Do this: Copy the entries from the first line through the line with "sidebar-ruled-line [30, 1346, 312, 1348]", substituting "Argentino" for "Brasileño" and leaving everything else unchanged.

─── Input records ───

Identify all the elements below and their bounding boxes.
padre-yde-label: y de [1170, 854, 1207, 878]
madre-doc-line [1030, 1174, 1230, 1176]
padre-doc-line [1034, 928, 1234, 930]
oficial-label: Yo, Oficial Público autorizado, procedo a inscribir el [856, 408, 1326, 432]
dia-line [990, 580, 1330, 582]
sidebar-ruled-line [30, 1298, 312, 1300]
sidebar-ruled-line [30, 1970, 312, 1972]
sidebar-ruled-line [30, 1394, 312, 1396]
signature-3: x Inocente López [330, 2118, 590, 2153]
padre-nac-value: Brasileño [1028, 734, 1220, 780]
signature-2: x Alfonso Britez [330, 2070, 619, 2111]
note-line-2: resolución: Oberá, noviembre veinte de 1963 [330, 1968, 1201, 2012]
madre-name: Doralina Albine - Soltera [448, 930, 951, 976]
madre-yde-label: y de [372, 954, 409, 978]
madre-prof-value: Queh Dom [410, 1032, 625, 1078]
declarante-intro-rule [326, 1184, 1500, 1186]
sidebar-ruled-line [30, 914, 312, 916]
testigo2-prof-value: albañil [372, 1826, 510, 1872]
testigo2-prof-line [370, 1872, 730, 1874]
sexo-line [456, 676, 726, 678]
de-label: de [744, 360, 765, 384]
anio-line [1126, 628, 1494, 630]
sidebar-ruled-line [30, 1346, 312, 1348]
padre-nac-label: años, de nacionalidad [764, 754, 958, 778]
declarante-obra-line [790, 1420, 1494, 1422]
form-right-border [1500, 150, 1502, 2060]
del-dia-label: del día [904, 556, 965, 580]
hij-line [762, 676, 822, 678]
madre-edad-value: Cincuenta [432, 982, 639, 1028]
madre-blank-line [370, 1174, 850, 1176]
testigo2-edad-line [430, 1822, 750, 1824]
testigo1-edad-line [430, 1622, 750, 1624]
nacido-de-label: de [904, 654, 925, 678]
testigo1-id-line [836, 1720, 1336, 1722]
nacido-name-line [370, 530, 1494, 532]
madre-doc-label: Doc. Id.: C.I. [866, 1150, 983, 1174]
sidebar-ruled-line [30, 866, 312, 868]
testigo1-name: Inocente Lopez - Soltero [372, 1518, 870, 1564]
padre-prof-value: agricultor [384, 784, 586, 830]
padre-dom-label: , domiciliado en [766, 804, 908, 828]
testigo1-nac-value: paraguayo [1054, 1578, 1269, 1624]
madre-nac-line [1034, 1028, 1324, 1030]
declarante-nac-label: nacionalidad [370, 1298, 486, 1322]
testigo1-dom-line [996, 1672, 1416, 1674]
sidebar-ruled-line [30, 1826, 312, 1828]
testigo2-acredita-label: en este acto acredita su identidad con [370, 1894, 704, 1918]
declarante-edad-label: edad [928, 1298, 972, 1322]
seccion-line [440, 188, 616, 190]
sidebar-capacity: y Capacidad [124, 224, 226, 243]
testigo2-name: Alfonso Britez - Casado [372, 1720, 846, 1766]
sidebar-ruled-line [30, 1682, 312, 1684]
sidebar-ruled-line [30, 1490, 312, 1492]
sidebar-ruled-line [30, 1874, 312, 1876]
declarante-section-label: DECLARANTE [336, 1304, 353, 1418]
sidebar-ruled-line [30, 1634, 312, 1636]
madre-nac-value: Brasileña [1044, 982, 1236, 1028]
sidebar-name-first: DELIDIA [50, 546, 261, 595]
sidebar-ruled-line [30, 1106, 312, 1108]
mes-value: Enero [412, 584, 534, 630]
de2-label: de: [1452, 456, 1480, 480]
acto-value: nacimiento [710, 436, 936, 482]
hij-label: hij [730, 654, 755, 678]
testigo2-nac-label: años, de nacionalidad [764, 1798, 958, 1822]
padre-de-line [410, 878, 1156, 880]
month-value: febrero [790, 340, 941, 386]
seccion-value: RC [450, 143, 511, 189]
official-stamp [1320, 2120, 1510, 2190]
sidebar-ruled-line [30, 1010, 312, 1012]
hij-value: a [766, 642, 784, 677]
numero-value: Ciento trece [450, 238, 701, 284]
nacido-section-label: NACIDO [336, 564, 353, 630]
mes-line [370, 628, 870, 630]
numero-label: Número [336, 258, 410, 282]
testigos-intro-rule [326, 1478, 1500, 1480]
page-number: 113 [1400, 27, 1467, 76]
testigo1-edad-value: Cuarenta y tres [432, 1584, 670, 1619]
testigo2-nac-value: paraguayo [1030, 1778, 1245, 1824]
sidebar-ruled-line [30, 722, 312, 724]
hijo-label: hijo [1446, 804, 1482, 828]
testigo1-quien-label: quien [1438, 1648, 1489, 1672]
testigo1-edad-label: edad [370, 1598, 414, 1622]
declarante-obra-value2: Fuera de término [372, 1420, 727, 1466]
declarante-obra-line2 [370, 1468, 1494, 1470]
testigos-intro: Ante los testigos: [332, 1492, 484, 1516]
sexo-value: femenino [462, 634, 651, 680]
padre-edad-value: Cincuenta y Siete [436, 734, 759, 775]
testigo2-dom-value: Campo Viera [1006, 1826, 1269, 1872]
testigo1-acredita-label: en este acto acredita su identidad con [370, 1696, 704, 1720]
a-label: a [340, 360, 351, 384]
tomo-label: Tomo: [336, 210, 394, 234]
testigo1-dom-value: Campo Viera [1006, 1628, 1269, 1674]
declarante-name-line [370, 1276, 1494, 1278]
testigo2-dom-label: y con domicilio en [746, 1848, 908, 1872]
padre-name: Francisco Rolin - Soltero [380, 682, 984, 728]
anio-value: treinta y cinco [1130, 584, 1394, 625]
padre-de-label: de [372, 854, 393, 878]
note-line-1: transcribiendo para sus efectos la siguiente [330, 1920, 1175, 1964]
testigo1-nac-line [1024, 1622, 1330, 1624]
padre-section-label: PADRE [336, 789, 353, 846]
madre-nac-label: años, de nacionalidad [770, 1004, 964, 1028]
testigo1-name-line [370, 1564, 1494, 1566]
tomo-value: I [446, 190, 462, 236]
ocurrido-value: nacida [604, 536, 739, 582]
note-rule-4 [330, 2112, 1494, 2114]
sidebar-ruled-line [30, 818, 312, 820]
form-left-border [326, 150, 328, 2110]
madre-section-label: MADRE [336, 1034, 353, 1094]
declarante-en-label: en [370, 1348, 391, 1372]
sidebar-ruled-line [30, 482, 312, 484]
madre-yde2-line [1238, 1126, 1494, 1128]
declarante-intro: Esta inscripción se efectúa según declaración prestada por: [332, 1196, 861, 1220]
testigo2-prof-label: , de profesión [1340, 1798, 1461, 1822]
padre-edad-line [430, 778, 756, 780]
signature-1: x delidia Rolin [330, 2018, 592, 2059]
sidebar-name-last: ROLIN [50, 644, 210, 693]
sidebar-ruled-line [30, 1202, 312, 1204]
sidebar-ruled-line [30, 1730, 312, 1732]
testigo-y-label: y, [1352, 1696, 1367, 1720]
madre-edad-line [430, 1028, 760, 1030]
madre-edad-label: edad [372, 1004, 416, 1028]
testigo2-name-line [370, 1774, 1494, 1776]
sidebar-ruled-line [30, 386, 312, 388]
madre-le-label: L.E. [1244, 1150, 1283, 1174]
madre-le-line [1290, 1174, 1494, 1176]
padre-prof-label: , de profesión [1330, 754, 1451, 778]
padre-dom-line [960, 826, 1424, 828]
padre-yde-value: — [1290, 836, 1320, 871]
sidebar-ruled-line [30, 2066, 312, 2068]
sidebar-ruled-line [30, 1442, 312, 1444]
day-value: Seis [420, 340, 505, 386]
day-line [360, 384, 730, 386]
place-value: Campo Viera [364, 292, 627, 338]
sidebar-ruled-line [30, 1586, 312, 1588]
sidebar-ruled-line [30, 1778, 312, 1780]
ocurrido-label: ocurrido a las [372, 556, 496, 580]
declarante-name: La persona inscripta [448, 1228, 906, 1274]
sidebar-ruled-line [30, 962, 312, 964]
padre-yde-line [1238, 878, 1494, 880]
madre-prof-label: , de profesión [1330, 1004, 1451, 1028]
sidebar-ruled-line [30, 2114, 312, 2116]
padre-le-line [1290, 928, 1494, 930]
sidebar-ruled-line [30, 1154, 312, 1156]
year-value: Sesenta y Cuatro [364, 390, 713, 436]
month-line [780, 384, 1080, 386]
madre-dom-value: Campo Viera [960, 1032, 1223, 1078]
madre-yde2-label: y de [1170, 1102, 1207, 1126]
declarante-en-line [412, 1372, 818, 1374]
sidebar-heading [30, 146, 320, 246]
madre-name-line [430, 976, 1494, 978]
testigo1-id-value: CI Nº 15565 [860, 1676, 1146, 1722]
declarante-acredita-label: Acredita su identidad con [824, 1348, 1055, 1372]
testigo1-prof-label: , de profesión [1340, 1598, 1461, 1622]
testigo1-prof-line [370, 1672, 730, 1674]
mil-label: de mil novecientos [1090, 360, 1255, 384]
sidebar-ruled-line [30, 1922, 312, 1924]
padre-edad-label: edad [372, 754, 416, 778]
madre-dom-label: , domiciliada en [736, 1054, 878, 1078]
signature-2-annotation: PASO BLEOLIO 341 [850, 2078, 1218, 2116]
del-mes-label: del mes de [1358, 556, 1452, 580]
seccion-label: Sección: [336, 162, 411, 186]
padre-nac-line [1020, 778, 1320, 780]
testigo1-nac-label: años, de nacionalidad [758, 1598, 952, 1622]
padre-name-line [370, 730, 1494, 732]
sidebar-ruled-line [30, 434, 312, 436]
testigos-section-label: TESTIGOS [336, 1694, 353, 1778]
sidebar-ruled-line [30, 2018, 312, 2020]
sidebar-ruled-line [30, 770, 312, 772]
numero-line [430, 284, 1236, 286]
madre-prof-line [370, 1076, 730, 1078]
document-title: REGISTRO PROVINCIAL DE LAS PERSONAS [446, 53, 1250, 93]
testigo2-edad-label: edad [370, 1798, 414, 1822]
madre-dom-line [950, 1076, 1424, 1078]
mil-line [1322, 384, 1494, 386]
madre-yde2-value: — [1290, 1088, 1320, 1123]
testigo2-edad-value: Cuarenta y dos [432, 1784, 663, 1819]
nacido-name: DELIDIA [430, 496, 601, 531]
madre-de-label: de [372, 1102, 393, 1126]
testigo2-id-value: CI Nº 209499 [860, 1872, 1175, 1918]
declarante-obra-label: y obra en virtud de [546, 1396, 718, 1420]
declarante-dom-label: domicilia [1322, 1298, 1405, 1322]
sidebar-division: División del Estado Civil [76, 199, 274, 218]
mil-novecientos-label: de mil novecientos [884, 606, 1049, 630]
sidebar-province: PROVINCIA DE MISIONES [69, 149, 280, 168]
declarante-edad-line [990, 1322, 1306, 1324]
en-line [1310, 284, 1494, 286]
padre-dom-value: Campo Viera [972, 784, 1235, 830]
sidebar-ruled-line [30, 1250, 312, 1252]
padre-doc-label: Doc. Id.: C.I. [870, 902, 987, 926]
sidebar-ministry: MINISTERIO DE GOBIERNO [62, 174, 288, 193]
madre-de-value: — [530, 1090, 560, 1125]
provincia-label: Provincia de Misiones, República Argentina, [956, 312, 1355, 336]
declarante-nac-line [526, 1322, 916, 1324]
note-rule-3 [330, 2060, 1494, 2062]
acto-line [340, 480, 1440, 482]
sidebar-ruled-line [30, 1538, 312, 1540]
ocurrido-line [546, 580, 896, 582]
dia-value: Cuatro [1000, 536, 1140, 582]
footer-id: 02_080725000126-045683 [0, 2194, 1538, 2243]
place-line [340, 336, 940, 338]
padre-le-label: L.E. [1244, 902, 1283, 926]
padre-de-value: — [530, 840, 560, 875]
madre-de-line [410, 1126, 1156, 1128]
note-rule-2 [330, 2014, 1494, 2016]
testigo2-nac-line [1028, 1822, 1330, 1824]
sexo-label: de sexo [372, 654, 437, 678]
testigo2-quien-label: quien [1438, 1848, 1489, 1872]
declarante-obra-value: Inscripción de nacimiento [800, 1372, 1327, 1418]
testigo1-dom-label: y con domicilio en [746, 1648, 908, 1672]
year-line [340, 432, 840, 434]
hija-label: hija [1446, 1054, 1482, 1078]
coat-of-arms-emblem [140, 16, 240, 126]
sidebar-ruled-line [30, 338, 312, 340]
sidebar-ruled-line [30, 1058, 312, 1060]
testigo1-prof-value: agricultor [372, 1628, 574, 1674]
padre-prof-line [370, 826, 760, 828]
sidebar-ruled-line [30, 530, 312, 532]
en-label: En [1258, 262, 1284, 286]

───

Answer below:
Identify all the elements below and their bounding boxes.
padre-yde-label: y de [1170, 854, 1207, 878]
madre-doc-line [1030, 1174, 1230, 1176]
padre-doc-line [1034, 928, 1234, 930]
oficial-label: Yo, Oficial Público autorizado, procedo a inscribir el [856, 408, 1326, 432]
dia-line [990, 580, 1330, 582]
sidebar-ruled-line [30, 1298, 312, 1300]
sidebar-ruled-line [30, 1970, 312, 1972]
sidebar-ruled-line [30, 1394, 312, 1396]
signature-3: x Inocente López [330, 2118, 590, 2153]
padre-nac-value: Argentino [1028, 734, 1220, 780]
signature-2: x Alfonso Britez [330, 2070, 619, 2111]
note-line-2: resolución: Oberá, noviembre veinte de 1963 [330, 1968, 1201, 2012]
madre-name: Doralina Albine - Soltera [448, 930, 951, 976]
madre-yde-label: y de [372, 954, 409, 978]
madre-prof-value: Queh Dom [410, 1032, 625, 1078]
declarante-intro-rule [326, 1184, 1500, 1186]
sidebar-ruled-line [30, 914, 312, 916]
testigo2-prof-value: albañil [372, 1826, 510, 1872]
testigo2-prof-line [370, 1872, 730, 1874]
sexo-line [456, 676, 726, 678]
de-label: de [744, 360, 765, 384]
anio-line [1126, 628, 1494, 630]
sidebar-ruled-line [30, 1346, 312, 1348]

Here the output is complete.